SUPPLIED INFORMATION:
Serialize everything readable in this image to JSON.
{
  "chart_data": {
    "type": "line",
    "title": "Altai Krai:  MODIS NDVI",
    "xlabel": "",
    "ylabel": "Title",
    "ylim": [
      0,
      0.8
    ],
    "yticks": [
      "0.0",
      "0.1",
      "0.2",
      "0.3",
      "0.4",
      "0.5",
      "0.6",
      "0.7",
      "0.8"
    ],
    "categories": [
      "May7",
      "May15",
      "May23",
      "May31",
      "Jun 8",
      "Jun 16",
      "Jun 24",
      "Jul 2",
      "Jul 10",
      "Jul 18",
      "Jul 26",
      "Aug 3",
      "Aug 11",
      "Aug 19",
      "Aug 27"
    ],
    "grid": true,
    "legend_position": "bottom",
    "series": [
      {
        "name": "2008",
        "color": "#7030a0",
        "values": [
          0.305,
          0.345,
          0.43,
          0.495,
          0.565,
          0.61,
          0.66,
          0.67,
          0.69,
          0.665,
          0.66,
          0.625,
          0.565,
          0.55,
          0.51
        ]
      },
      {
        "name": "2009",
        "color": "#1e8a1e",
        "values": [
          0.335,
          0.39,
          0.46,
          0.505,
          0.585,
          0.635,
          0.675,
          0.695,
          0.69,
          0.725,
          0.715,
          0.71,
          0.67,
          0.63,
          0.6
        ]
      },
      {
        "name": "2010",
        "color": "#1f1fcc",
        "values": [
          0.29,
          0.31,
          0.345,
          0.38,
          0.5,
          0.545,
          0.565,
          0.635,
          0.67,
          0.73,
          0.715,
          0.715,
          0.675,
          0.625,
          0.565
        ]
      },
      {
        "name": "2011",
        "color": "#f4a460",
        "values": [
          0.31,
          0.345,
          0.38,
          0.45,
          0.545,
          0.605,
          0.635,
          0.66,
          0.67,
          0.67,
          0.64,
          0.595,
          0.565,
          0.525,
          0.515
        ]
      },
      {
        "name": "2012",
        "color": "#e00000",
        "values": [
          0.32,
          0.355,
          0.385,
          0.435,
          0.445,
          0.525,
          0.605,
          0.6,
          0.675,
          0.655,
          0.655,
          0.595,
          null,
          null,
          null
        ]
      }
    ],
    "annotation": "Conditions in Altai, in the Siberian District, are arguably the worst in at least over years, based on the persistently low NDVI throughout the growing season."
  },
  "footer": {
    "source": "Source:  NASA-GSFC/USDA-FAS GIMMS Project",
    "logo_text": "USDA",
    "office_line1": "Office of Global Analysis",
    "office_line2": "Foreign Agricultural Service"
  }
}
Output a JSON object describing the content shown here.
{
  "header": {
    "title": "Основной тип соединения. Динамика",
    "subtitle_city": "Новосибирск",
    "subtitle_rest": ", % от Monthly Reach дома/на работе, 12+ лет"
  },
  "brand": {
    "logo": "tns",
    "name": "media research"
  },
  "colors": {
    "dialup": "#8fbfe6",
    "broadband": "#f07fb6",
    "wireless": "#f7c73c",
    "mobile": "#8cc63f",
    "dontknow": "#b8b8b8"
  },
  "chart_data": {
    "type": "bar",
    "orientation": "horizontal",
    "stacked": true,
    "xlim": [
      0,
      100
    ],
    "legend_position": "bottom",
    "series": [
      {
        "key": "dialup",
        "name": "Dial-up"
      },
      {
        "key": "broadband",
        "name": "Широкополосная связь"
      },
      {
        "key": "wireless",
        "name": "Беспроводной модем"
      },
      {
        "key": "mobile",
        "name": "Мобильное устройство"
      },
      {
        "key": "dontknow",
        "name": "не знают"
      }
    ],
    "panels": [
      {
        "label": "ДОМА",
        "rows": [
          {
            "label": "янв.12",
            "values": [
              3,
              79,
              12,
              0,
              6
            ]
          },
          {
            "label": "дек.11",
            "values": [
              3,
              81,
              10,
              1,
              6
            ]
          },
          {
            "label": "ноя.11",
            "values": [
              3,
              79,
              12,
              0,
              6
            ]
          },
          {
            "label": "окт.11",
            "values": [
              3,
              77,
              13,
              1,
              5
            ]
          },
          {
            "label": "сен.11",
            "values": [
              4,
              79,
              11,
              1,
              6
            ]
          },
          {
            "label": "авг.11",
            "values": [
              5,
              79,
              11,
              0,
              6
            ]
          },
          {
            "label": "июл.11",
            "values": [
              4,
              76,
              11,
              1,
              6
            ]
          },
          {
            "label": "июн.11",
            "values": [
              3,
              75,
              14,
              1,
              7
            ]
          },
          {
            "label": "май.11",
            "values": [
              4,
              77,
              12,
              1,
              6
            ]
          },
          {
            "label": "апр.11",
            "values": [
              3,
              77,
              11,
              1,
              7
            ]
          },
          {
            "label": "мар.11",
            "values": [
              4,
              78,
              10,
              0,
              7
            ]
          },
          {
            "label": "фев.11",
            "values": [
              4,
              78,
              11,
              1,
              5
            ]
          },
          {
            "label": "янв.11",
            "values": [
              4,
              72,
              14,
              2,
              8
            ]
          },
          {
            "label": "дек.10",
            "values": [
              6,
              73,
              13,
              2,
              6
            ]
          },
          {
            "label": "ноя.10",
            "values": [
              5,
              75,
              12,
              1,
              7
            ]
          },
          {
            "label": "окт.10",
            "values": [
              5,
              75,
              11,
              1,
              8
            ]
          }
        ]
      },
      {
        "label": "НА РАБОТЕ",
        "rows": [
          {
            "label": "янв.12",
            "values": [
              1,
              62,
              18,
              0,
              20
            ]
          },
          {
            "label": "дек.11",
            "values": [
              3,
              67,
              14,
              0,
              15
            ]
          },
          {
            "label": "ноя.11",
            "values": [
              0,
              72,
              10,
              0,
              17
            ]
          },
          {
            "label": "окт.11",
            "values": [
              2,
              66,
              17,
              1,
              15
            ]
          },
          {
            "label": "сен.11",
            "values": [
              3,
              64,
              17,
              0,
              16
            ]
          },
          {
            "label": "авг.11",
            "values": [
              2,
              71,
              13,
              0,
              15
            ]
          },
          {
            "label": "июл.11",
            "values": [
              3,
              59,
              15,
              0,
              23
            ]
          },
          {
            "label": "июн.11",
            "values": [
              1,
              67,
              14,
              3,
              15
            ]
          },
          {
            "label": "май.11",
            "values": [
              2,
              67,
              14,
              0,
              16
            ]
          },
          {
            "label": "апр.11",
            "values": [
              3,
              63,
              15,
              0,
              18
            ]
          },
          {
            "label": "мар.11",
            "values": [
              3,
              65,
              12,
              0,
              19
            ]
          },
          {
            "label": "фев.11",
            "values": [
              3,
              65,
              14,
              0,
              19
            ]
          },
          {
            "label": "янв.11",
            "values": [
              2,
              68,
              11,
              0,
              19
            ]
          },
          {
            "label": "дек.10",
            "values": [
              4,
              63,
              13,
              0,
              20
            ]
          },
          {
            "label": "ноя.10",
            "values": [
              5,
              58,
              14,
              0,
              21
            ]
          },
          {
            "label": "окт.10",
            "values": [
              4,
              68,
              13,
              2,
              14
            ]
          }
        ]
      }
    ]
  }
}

EXERCISE: For the data above, state how many lines contain "USDA"; the number is the whole answer.

SOLUTION BELOW: 2